───── ENTRIES PROVIDED

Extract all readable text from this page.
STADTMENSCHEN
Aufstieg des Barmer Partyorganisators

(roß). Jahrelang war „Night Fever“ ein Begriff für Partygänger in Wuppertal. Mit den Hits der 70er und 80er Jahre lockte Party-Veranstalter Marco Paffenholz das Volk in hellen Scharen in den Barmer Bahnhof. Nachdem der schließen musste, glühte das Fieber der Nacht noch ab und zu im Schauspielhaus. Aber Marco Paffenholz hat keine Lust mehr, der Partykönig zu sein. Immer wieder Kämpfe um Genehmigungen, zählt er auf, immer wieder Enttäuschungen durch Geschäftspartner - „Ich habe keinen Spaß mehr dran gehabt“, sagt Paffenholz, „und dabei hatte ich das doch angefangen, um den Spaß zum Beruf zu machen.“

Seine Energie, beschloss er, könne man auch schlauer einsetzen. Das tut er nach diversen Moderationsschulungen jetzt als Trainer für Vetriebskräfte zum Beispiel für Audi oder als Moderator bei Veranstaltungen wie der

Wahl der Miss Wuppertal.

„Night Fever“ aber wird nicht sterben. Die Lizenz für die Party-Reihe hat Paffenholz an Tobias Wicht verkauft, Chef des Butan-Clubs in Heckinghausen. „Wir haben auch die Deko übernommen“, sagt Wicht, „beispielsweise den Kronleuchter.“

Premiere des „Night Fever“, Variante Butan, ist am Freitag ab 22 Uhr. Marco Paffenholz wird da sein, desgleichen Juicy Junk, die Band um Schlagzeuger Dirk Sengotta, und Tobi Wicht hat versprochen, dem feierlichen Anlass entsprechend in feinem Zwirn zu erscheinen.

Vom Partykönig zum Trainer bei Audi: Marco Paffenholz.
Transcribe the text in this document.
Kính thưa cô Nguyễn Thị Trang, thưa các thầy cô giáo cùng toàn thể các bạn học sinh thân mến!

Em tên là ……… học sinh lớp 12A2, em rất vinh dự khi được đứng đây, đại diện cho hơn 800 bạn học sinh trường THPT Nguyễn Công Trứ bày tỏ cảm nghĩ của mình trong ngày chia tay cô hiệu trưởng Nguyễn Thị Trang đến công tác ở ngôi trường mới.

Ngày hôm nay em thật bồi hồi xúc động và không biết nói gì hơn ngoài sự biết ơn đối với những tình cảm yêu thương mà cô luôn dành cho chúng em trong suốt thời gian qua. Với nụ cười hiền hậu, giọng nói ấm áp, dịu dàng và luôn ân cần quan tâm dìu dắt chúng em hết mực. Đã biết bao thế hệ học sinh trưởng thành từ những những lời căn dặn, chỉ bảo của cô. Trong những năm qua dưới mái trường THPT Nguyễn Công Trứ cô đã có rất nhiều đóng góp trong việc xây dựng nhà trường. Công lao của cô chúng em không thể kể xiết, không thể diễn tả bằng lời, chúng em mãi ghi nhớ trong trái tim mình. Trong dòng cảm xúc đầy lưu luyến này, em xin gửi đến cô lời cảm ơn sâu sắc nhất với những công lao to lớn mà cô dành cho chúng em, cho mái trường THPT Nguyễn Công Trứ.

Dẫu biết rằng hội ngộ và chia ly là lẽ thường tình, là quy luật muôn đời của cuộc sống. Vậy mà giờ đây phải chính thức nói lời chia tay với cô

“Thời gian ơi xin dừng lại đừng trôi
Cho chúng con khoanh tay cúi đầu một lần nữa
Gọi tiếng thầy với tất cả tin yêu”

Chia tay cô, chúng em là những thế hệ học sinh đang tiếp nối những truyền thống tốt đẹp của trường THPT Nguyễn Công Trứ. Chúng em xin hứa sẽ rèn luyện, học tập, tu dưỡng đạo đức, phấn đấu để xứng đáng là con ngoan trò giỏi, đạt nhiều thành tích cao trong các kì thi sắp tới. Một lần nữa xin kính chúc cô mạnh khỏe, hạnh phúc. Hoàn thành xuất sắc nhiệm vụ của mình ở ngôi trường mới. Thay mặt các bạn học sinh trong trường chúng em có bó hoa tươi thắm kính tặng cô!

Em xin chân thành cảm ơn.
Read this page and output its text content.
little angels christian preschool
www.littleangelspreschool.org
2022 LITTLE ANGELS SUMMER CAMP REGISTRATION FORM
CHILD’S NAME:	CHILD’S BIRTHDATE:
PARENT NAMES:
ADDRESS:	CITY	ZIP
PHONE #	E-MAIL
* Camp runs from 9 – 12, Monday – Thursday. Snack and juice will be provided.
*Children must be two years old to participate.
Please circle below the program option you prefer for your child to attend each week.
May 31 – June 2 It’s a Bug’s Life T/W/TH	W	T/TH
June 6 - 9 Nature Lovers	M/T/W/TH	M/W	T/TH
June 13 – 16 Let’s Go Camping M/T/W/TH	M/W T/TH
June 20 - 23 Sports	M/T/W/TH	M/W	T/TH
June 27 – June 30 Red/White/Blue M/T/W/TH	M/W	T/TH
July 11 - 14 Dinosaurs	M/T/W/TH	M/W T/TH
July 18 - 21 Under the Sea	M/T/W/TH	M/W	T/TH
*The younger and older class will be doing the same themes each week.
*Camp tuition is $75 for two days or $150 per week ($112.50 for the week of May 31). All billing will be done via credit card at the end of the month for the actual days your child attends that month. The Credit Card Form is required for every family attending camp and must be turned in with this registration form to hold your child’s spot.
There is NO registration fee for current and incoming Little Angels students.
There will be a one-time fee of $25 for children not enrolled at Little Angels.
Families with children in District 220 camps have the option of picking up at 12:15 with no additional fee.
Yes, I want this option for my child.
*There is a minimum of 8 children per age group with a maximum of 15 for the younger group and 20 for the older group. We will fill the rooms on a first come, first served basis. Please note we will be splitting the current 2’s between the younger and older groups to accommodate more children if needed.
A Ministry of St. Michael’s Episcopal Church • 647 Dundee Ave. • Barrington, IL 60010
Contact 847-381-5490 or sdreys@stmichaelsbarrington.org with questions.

──────────

* [BRIEF]: Extract the data exactly as given.

* [TASK OUTPUT]:
Extract all readable text from this page.
STADTMENSCHEN
Aufstieg des Barmer Partyorganisators

(roß). Jahrelang war „Night Fever“ ein Begriff für Partygänger in Wuppertal. Mit den Hits der 70er und 80er Jahre lockte Party-Veranstalter Marco Paffenholz das Volk in hellen Scharen in den Barmer Bahnhof. Nachdem der schließen musste, glühte das Fieber der Nacht noch ab und zu im Schauspielhaus. Aber Marco Paffenholz hat keine Lust mehr, der Partykönig zu sein. Immer wieder Kämpfe um Genehmigungen, zählt er auf, immer wieder Enttäuschungen durch Geschäftspartner - „Ich habe keinen Spaß mehr dran gehabt“, sagt Paffenholz, „und dabei hatte ich das doch angefangen, um den Spaß zum Beruf zu machen.“

Seine Energie, beschloss er, könne man auch schlauer einsetzen. Das tut er nach diversen Moderationsschulungen jetzt als Trainer für Vetriebskräfte zum Beispiel für Audi oder als Moderator bei Veranstaltungen wie der

Wahl der Miss Wuppertal.

„Night Fever“ aber wird nicht sterben. Die Lizenz für die Party-Reihe hat Paffenholz an Tobias Wicht verkauft, Chef des Butan-Clubs in Heckinghausen. „Wir haben auch die Deko übernommen“, sagt Wicht, „beispielsweise den Kronleuchter.“

Premiere des „Night Fever“, Variante Butan, ist am Freitag ab 22 Uhr. Marco Paffenholz wird da sein, desgleichen Juicy Junk, die Band um Schlagzeuger Dirk Sengotta, und Tobi Wicht hat versprochen, dem feierlichen Anlass entsprechend in feinem Zwirn zu erscheinen.

Vom Partykönig zum Trainer bei Audi: Marco Paffenholz.
Transcribe the text in this document.
Kính thưa cô Nguyễn Thị Trang, thưa các thầy cô giáo cùng toàn thể các bạn học sinh thân mến!

Em tên là ……… học sinh lớp 12A2, em rất vinh dự khi được đứng đây, đại diện cho hơn 800 bạn học sinh trường THPT Nguyễn Công Trứ bày tỏ cảm nghĩ của mình trong ngày chia tay cô hiệu trưởng Nguyễn Thị Trang đến công tác ở ngôi trường mới.

Ngày hôm nay em thật bồi hồi xúc động và không biết nói gì hơn ngoài sự biết ơn đối với những tình cảm yêu thương mà cô luôn dành cho chúng em trong suốt thời gian qua. Với nụ cười hiền hậu, giọng nói ấm áp, dịu dàng và luôn ân cần quan tâm dìu dắt chúng em hết mực. Đã biết bao thế hệ học sinh trưởng thành từ những những lời căn dặn, chỉ bảo của cô. Trong những năm qua dưới mái trường THPT Nguyễn Công Trứ cô đã có rất nhiều đóng góp trong việc xây dựng nhà trường. Công lao của cô chúng em không thể kể xiết, không thể diễn tả bằng lời, chúng em mãi ghi nhớ trong trái tim mình. Trong dòng cảm xúc đầy lưu luyến này, em xin gửi đến cô lời cảm ơn sâu sắc nhất với những công lao to lớn mà cô dành cho chúng em, cho mái trường THPT Nguyễn Công Trứ.

Dẫu biết rằng hội ngộ và chia ly là lẽ thường tình, là quy luật muôn đời của cuộc sống. Vậy mà giờ đây phải chính thức nói lời chia tay với cô

“Thời gian ơi xin dừng lại đừng trôi
Cho chúng con khoanh tay cúi đầu một lần nữa
Gọi tiếng thầy với tất cả tin yêu”

Chia tay cô, chúng em là những thế hệ học sinh đang tiếp nối những truyền thống tốt đẹp của trường THPT Nguyễn Công Trứ. Chúng em xin hứa sẽ rèn luyện, học tập, tu dưỡng đạo đức, phấn đấu để xứng đáng là con ngoan trò giỏi, đạt nhiều thành tích cao trong các kì thi sắp tới. Một lần nữa xin kính chúc cô mạnh khỏe, hạnh phúc. Hoàn thành xuất sắc nhiệm vụ của mình ở ngôi trường mới. Thay mặt các bạn học sinh trong trường chúng em có bó hoa tươi thắm kính tặng cô!

Em xin chân thành cảm ơn.
Read this page and output its text content.
little angels christian preschool
www.littleangelspreschool.org
2022 LITTLE ANGELS SUMMER CAMP REGISTRATION FORM
CHILD’S NAME:	CHILD’S BIRTHDATE:
PARENT NAMES:
ADDRESS:	CITY	ZIP
PHONE #	E-MAIL
* Camp runs from 9 – 12, Monday – Thursday. Snack and juice will be provided.
*Children must be two years old to participate.
Please circle below the program option you prefer for your child to attend each week.
May 31 – June 2 It’s a Bug’s Life T/W/TH	W	T/TH
June 6 - 9 Nature Lovers	M/T/W/TH	M/W	T/TH
June 13 – 16 Let’s Go Camping M/T/W/TH	M/W T/TH
June 20 - 23 Sports	M/T/W/TH	M/W	T/TH
June 27 – June 30 Red/White/Blue M/T/W/TH	M/W	T/TH
July 11 - 14 Dinosaurs	M/T/W/TH	M/W T/TH
July 18 - 21 Under the Sea	M/T/W/TH	M/W	T/TH
*The younger and older class will be doing the same themes each week.
*Camp tuition is $75 for two days or $150 per week ($112.50 for the week of May 31). All billing will be done via credit card at the end of the month for the actual days your child attends that month. The Credit Card Form is required for every family attending camp and must be turned in with this registration form to hold your child’s spot.
There is NO registration fee for current and incoming Little Angels students.
There will be a one-time fee of $25 for children not enrolled at Little Angels.
Families with children in District 220 camps have the option of picking up at 12:15 with no additional fee.
Yes, I want this option for my child.
*There is a minimum of 8 children per age group with a maximum of 15 for the younger group and 20 for the older group. We will fill the rooms on a first come, first served basis. Please note we will be splitting the current 2’s between the younger and older groups to accommodate more children if needed.
A Ministry of St. Michael’s Episcopal Church • 647 Dundee Ave. • Barrington, IL 60010
Contact 847-381-5490 or sdreys@stmichaelsbarrington.org with questions.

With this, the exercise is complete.